_Set task_
Among the lines below, count those with "wykonaj". Give the total alone.

-- start Data for this exercise --

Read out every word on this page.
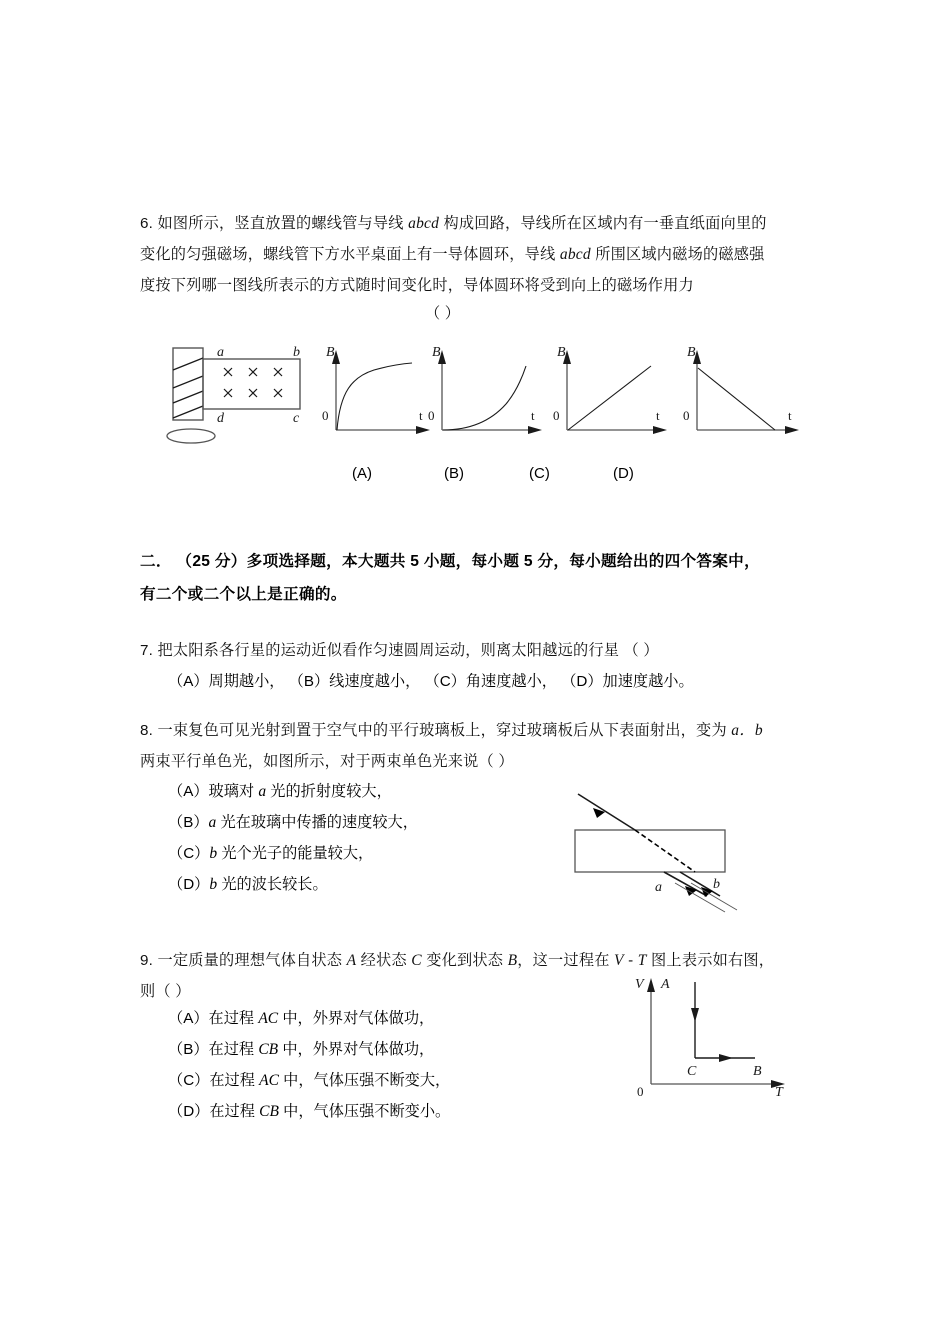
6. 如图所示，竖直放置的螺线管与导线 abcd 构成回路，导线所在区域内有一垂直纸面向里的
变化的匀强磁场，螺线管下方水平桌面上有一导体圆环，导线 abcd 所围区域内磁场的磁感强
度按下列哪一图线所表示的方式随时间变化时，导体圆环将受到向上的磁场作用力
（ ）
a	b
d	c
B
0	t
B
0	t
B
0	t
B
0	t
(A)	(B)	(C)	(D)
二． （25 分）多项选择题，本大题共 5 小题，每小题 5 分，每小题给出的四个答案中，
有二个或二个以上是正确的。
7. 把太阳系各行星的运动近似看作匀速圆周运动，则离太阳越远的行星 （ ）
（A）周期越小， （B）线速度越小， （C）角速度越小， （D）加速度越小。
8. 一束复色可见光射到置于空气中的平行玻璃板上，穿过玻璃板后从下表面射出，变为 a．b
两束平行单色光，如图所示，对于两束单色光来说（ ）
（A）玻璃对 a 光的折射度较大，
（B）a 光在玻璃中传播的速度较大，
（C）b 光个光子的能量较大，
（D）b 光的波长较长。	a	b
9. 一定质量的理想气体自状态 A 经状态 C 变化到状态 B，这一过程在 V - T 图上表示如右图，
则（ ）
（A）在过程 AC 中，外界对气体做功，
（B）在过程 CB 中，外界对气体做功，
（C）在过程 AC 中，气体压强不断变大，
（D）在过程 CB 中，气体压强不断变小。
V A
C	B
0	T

-- end Data for this exercise --
-- start Data for this exercise --

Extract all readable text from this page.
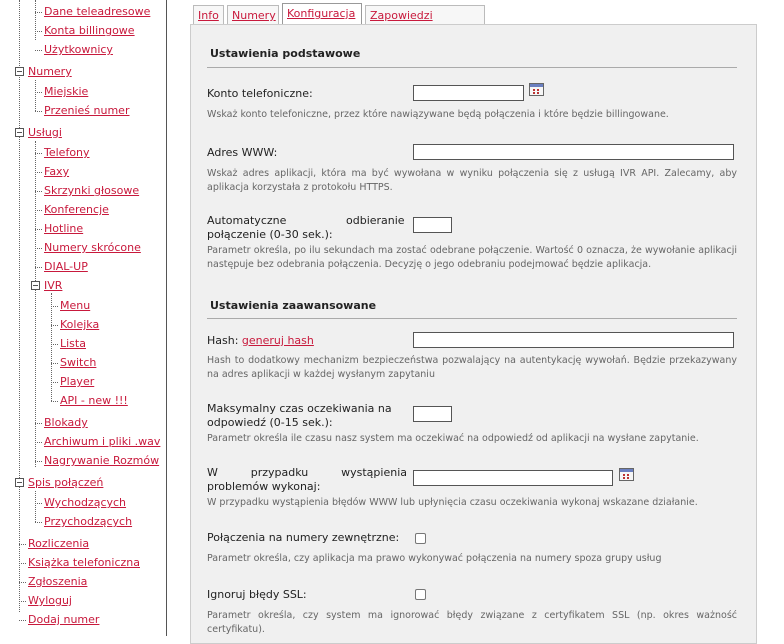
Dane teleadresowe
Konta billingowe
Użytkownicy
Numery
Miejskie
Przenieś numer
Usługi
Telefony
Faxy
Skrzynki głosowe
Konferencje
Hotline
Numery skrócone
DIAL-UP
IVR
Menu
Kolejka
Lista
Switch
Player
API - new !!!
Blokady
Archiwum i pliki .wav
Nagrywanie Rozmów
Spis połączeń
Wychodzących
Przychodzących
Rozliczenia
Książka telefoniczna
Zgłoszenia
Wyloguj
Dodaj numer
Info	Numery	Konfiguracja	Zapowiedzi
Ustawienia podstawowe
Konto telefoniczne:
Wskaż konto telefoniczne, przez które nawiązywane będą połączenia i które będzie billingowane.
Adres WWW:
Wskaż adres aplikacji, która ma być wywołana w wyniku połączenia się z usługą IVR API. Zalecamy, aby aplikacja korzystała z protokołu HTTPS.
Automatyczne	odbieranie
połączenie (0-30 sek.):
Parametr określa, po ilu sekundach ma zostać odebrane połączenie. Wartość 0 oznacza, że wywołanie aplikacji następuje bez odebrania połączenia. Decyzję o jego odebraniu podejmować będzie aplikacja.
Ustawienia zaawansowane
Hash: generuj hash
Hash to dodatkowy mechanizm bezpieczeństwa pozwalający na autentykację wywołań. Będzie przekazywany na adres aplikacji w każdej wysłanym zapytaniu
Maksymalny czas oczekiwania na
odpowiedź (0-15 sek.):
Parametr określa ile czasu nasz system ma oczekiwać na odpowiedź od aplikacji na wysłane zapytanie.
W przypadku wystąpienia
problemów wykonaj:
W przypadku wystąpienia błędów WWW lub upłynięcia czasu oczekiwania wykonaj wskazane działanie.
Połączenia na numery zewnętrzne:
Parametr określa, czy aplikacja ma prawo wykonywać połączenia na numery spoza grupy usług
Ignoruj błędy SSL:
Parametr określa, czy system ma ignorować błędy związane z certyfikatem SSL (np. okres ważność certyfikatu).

-- end Data for this exercise --
-- start Data for this exercise --

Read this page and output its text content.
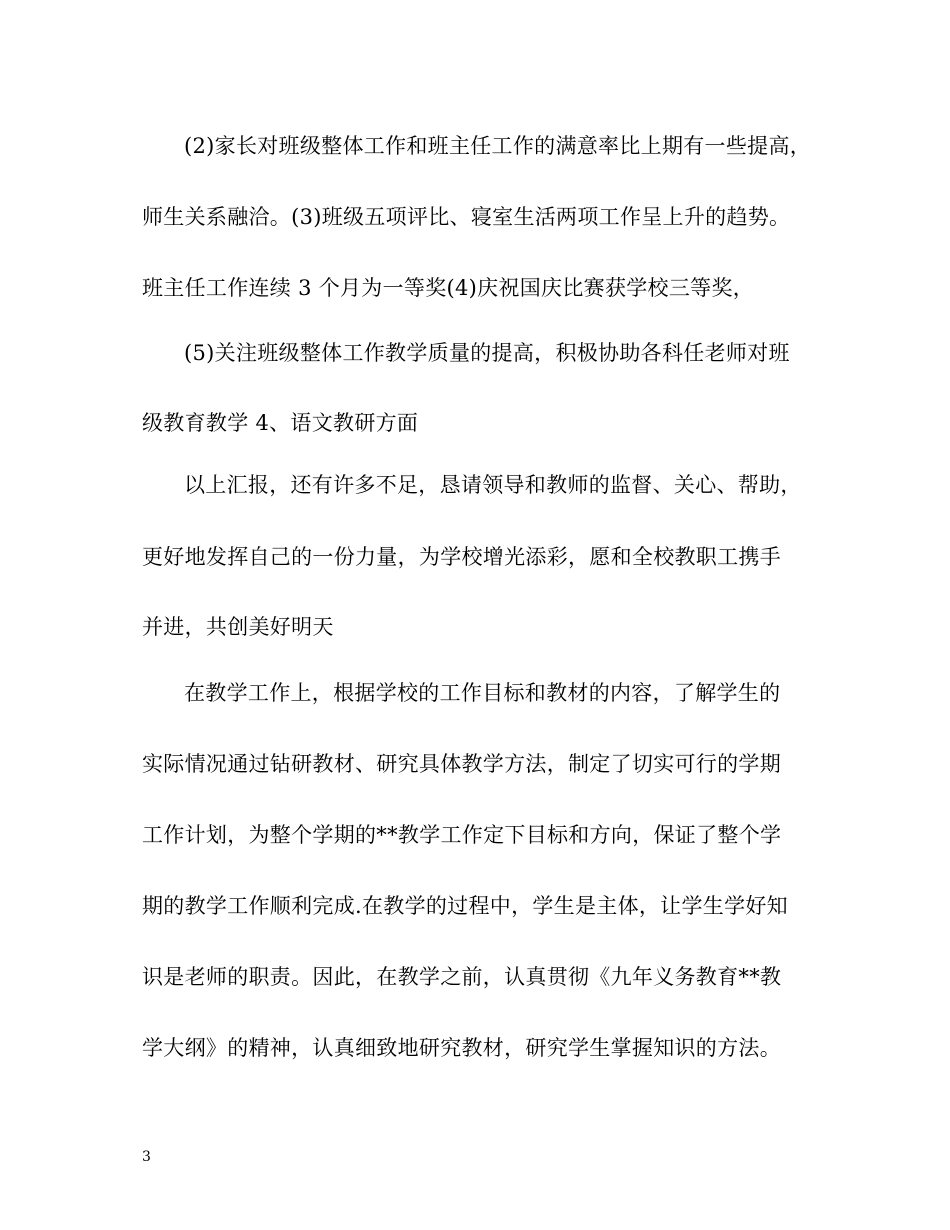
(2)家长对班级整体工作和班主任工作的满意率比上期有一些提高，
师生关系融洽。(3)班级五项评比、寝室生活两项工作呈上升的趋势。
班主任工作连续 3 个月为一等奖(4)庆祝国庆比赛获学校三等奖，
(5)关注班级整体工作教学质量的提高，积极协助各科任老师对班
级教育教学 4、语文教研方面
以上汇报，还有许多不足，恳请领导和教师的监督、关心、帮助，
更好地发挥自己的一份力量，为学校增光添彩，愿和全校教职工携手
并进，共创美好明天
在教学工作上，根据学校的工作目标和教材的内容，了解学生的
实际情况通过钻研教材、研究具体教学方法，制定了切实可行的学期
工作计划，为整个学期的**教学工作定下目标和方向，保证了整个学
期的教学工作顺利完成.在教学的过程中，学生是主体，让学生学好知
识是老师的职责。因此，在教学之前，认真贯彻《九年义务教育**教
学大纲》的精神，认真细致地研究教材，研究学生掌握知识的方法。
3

-- end Data for this exercise --

_Expected answer_
2